→ INSTRUCTIONS FOR THE TASK: Look through the lines below and extract any with the word "document".

(Data records)

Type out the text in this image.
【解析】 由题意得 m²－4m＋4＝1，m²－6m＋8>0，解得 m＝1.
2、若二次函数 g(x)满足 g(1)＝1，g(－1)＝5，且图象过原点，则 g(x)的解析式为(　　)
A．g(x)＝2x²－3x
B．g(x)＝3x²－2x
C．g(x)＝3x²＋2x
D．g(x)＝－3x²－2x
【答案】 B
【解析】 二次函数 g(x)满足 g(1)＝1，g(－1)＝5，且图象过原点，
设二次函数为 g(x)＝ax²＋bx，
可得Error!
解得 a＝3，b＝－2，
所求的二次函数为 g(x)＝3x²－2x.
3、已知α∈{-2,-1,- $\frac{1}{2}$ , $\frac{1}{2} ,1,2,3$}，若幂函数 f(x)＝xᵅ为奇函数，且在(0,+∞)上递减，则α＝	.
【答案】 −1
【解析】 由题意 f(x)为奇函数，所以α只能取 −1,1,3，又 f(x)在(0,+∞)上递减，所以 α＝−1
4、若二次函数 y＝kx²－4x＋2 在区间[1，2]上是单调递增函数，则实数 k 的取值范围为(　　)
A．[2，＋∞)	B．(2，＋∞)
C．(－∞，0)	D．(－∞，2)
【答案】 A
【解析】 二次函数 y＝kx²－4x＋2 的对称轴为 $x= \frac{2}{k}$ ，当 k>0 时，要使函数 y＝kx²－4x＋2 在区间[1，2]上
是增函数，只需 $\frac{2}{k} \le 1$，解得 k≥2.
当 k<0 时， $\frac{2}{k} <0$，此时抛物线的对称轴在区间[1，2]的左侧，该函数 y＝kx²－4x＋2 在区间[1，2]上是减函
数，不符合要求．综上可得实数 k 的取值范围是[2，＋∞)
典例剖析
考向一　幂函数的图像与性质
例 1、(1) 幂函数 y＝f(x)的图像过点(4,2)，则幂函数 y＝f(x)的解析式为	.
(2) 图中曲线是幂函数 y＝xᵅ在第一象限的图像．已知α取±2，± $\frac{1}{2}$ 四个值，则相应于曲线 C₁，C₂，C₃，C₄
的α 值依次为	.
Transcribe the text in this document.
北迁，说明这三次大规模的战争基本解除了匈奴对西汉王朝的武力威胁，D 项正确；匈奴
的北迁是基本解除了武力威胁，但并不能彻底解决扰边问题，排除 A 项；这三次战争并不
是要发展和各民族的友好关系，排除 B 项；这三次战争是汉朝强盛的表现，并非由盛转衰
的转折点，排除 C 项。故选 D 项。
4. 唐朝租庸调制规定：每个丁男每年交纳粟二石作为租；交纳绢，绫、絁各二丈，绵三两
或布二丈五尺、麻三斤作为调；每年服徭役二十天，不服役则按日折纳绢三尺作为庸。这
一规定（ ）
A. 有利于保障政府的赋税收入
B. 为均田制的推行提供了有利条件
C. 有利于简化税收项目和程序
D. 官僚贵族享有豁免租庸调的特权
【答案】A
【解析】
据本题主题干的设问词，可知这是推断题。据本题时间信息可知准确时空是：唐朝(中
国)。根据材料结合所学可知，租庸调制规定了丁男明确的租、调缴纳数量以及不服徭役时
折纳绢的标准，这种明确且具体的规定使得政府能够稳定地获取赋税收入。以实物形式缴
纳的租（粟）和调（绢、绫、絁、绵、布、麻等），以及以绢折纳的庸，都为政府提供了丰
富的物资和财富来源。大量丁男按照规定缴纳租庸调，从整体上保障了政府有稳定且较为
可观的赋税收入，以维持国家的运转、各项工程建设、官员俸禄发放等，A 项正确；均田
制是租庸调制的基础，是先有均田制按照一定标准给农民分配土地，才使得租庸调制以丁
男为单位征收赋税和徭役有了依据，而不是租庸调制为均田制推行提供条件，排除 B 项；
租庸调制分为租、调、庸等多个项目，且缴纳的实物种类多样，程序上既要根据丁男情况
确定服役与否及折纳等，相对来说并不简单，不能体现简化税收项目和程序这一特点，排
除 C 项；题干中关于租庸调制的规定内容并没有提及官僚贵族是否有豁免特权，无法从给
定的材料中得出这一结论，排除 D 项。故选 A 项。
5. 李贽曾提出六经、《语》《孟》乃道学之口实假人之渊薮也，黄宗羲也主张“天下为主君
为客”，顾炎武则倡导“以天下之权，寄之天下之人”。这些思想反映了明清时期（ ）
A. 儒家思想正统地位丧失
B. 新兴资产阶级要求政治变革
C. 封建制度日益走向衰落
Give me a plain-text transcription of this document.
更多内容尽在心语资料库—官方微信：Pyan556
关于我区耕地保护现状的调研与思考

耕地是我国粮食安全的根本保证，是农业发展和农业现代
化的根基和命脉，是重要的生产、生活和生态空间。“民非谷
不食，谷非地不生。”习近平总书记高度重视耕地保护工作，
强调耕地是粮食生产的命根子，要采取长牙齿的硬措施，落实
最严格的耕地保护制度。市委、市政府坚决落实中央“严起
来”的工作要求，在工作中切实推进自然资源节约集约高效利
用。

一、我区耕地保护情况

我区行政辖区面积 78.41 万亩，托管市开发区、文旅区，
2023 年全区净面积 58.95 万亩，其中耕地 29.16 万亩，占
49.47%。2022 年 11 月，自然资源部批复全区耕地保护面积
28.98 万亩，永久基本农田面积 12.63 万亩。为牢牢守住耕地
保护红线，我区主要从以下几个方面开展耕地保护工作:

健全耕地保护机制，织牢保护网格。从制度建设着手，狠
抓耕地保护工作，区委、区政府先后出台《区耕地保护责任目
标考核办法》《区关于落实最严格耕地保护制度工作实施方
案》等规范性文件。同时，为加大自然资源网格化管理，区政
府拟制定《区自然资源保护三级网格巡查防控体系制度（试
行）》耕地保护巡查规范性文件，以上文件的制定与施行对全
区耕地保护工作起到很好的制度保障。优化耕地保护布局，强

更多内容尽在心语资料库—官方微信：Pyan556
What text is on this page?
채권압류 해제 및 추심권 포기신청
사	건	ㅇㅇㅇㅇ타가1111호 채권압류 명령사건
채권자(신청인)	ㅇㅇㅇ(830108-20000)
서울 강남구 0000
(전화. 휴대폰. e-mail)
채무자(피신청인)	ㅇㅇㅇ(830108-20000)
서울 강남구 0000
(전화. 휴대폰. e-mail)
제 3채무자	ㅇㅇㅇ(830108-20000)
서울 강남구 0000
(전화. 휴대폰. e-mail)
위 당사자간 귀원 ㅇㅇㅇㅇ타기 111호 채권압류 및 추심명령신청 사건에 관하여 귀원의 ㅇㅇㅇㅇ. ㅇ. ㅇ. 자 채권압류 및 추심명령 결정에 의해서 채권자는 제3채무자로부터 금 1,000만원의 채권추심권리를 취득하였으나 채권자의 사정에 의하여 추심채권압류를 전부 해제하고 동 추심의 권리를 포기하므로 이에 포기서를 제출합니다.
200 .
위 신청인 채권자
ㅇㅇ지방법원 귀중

→ THE RESPONSE:
Transcribe the text in this document.
Give me a plain-text transcription of this document.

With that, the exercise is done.